What the task asks: Reproduce the listing exactly and skip over any pictures.

The input:
****************

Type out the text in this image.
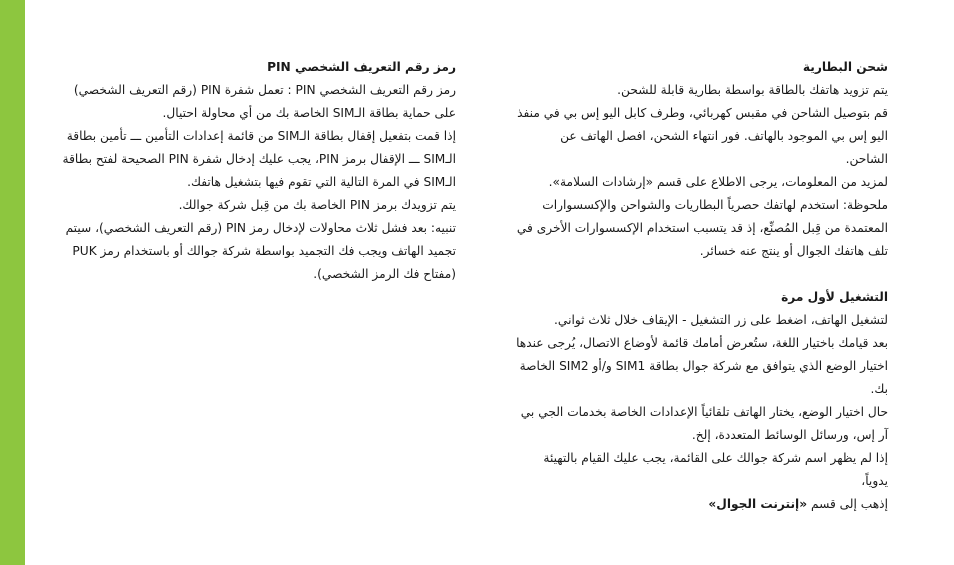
شحن البطارية

يتم تزويد هاتفك بالطاقة بواسطة بطارية قابلة للشحن.

قم بتوصيل الشاحن في مقبس كهربائي، وطرف كابل اليو إس بي في منفذ اليو إس بي الموجود بالهاتف. فور انتهاء الشحن، افصل الهاتف عن الشاحن.

لمزيد من المعلومات، يرجى الاطلاع على قسم «إرشادات السلامة».

ملحوظة: استخدم لهاتفك حصرياً البطاريات والشواحن والإكسسوارات المعتمدة من قِبل المُصنِّع، إذ قد يتسبب استخدام الإكسسوارات الأخرى في تلف هاتفك الجوال أو ينتج عنه خسائر.

التشغيل لأول مرة

لتشغيل الهاتف، اضغط على زر التشغيل - الإيقاف خلال ثلاث ثواني.

بعد قيامك باختيار اللغة، ستُعرض أمامك قائمة لأوضاع الاتصال، يُرجى عندها اختيار الوضع الذي يتوافق مع شركة جوال بطاقة SIM1 و/أو SIM2 الخاصة بك.

حال اختيار الوضع، يختار الهاتف تلقائياً الإعدادات الخاصة بخدمات الجي بي آر إس، ورسائل الوسائط المتعددة، إلخ.

إذا لم يظهر اسم شركة جوالك على القائمة، يجب عليك القيام بالتهيئة يدوياً،

إذهب إلى قسم «إنترنت الجوال»

رمز رقم التعريف الشخصي PIN

رمز رقم التعريف الشخصي PIN : تعمل شفرة PIN (رقم التعريف الشخصي) على حماية بطاقة الـSIM الخاصة بك من أي محاولة احتيال.

إذا قمت بتفعيل إقفال بطاقة الـSIM من قائمة إعدادات التأمين ـــ تأمين بطاقة الـSIM ـــ الإقفال برمز PIN، يجب عليك إدخال شفرة PIN الصحيحة لفتح بطاقة الـSIM في المرة التالية التي تقوم فيها بتشغيل هاتفك.

يتم تزويدك برمز PIN الخاصة بك من قِبل شركة جوالك.

تنبيه: بعد فشل ثلاث محاولات لإدخال رمز PIN (رقم التعريف الشخصي)، سيتم تجميد الهاتف ويجب فك التجميد بواسطة شركة جوالك أو باستخدام رمز PUK (مفتاح فك الرمز الشخصي).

****************

Answer in full:
Type out the text in this image.
شحن البطارية

يتم تزويد هاتفك بالطاقة بواسطة بطارية قابلة للشحن.

قم بتوصيل الشاحن في مقبس كهربائي، وطرف كابل اليو إس بي في منفذ اليو إس بي الموجود بالهاتف. فور انتهاء الشحن، افصل الهاتف عن الشاحن.

لمزيد من المعلومات، يرجى الاطلاع على قسم «إرشادات السلامة».

ملحوظة: استخدم لهاتفك حصرياً البطاريات والشواحن والإكسسوارات المعتمدة من قِبل المُصنِّع، إذ قد يتسبب استخدام الإكسسوارات الأخرى في تلف هاتفك الجوال أو ينتج عنه خسائر.

التشغيل لأول مرة

لتشغيل الهاتف، اضغط على زر التشغيل - الإيقاف خلال ثلاث ثواني.

بعد قيامك باختيار اللغة، ستُعرض أمامك قائمة لأوضاع الاتصال، يُرجى عندها اختيار الوضع الذي يتوافق مع شركة جوال بطاقة SIM1 و/أو SIM2 الخاصة بك.

حال اختيار الوضع، يختار الهاتف تلقائياً الإعدادات الخاصة بخدمات الجي بي آر إس، ورسائل الوسائط المتعددة، إلخ.

إذا لم يظهر اسم شركة جوالك على القائمة، يجب عليك القيام بالتهيئة يدوياً،

إذهب إلى قسم «إنترنت الجوال»

رمز رقم التعريف الشخصي PIN

رمز رقم التعريف الشخصي PIN : تعمل شفرة PIN (رقم التعريف الشخصي) على حماية بطاقة الـSIM الخاصة بك من أي محاولة احتيال.

إذا قمت بتفعيل إقفال بطاقة الـSIM من قائمة إعدادات التأمين ـــ تأمين بطاقة الـSIM ـــ الإقفال برمز PIN، يجب عليك إدخال شفرة PIN الصحيحة لفتح بطاقة الـSIM في المرة التالية التي تقوم فيها بتشغيل هاتفك.

يتم تزويدك برمز PIN الخاصة بك من قِبل شركة جوالك.

تنبيه: بعد فشل ثلاث محاولات لإدخال رمز PIN (رقم التعريف الشخصي)، سيتم تجميد الهاتف ويجب فك التجميد بواسطة شركة جوالك أو باستخدام رمز PUK (مفتاح فك الرمز الشخصي).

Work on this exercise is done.